### Given exercise
Omit every picture, then give all the entries again exactly.

-- START OF Extracted entries --

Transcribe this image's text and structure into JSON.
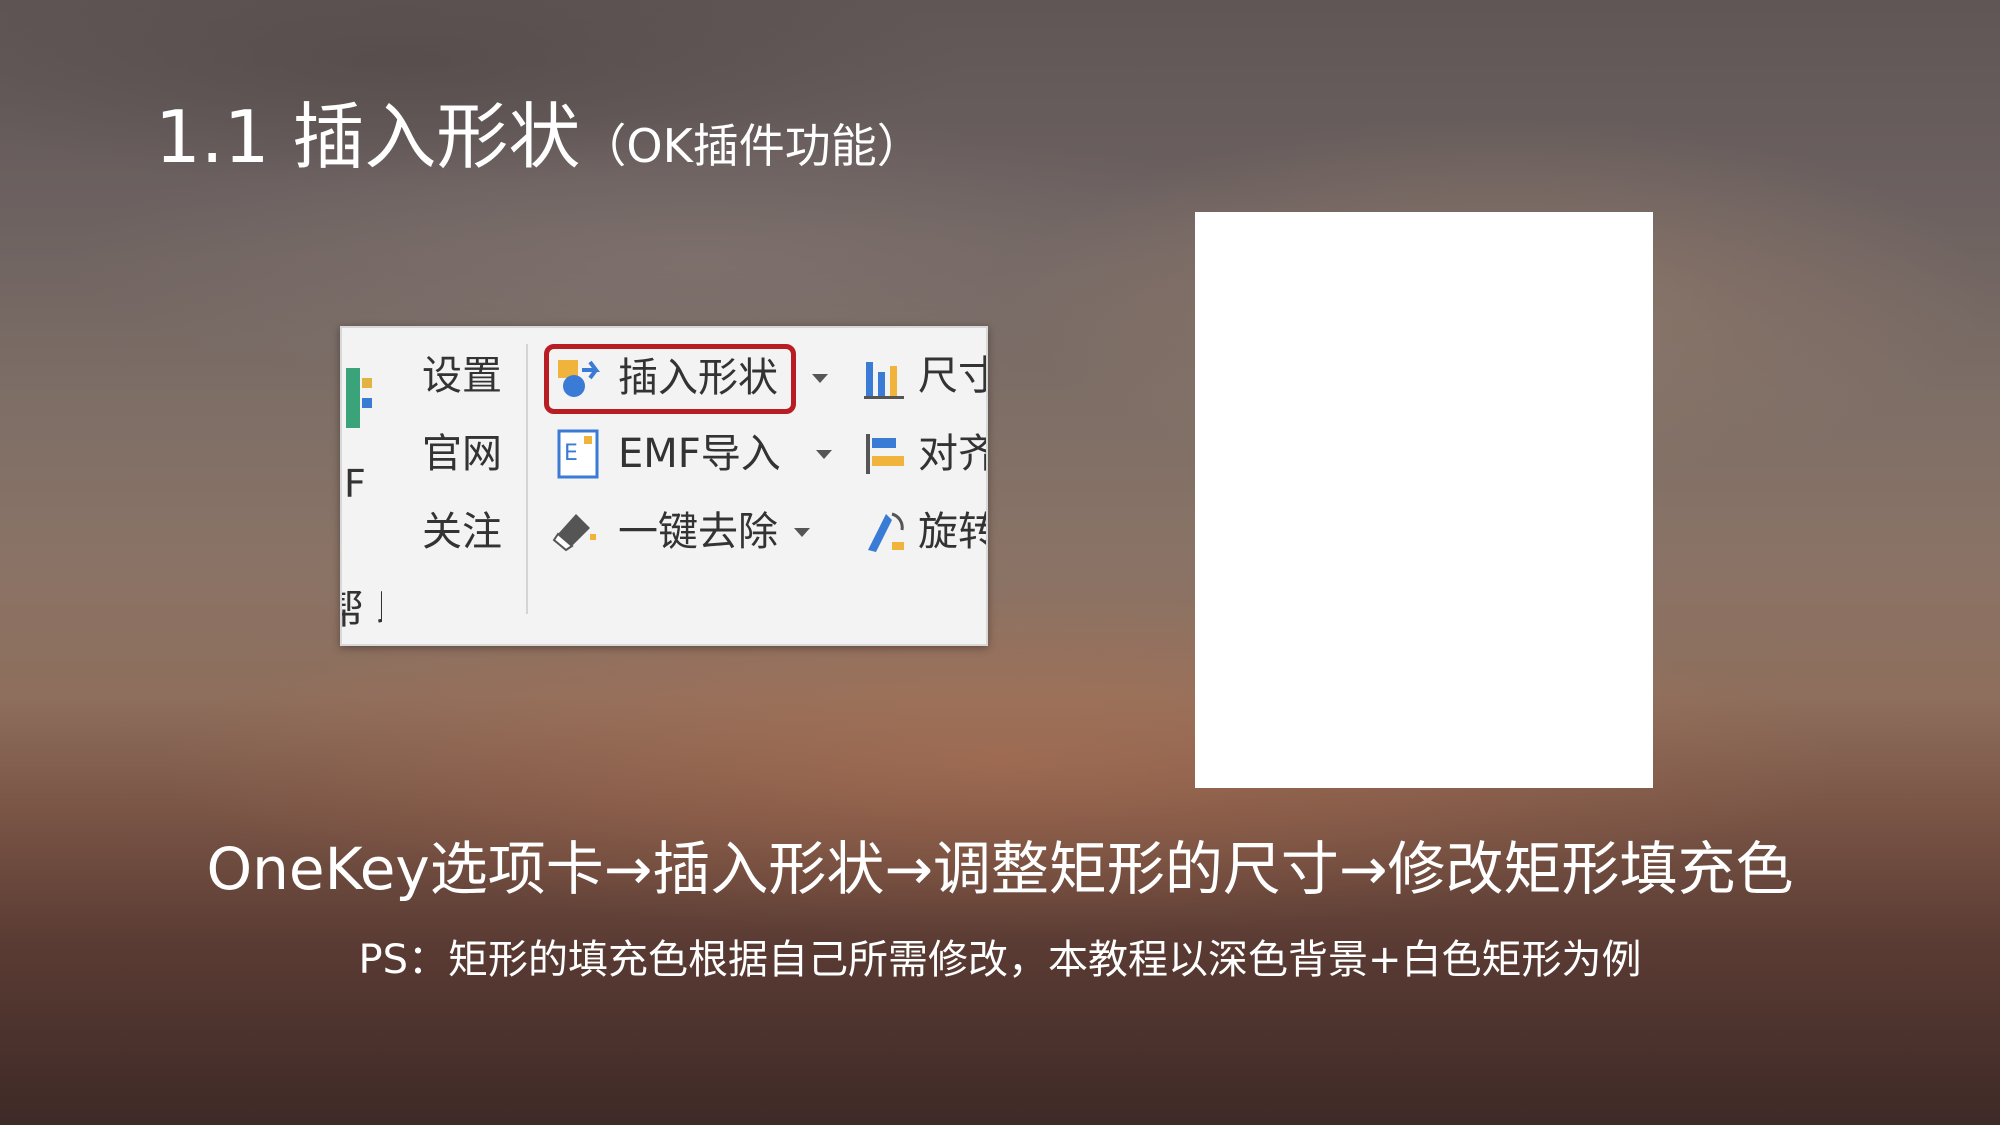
{
  "slide": {
    "title_main": "1.1 插入形状",
    "title_sub": "（OK插件功能）",
    "main_line": "OneKey选项卡→插入形状→调整矩形的尺寸→修改矩形填充色",
    "ps_line": "PS：矩形的填充色根据自己所需修改，本教程以深色背景+白色矩形为例"
  },
  "ribbon": {
    "left_partial_top": "F",
    "left_partial_bottom": "帮 助",
    "settings": "设置",
    "website": "官网",
    "follow": "关注",
    "insert_shape": "插入形状",
    "emf_import": "EMF导入",
    "one_click_remove": "一键去除",
    "size": "尺寸",
    "align": "对齐",
    "rotate": "旋转"
  },
  "icons": {
    "insert_shape": "shape-insert-icon",
    "emf_import": "emf-icon",
    "one_click_remove": "eraser-icon",
    "size": "size-icon",
    "align": "align-icon",
    "rotate": "rotate-icon"
  },
  "colors": {
    "highlight_border": "#b81d24",
    "rectangle_fill": "#ffffff"
  }
}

-- END OF Extracted entries --

### Response to the task
Transcribe this image's text and structure into JSON.
{
  "slide": {
    "title_main": "1.1 插入形状",
    "title_sub": "（OK插件功能）",
    "main_line": "OneKey选项卡→插入形状→调整矩形的尺寸→修改矩形填充色",
    "ps_line": "PS：矩形的填充色根据自己所需修改，本教程以深色背景+白色矩形为例"
  },
  "ribbon": {
    "left_partial_top": "F",
    "left_partial_bottom": "帮 助",
    "settings": "设置",
    "website": "官网",
    "follow": "关注",
    "insert_shape": "插入形状",
    "emf_import": "EMF导入",
    "one_click_remove": "一键去除",
    "size": "尺寸",
    "align": "对齐",
    "rotate": "旋转"
  },
  "icons": {
    "insert_shape": "shape-insert-icon",
    "emf_import": "emf-icon",
    "one_click_remove": "eraser-icon",
    "size": "size-icon",
    "align": "align-icon",
    "rotate": "rotate-icon"
  },
  "colors": {
    "highlight_border": "#b81d24",
    "rectangle_fill": "#ffffff"
  }
}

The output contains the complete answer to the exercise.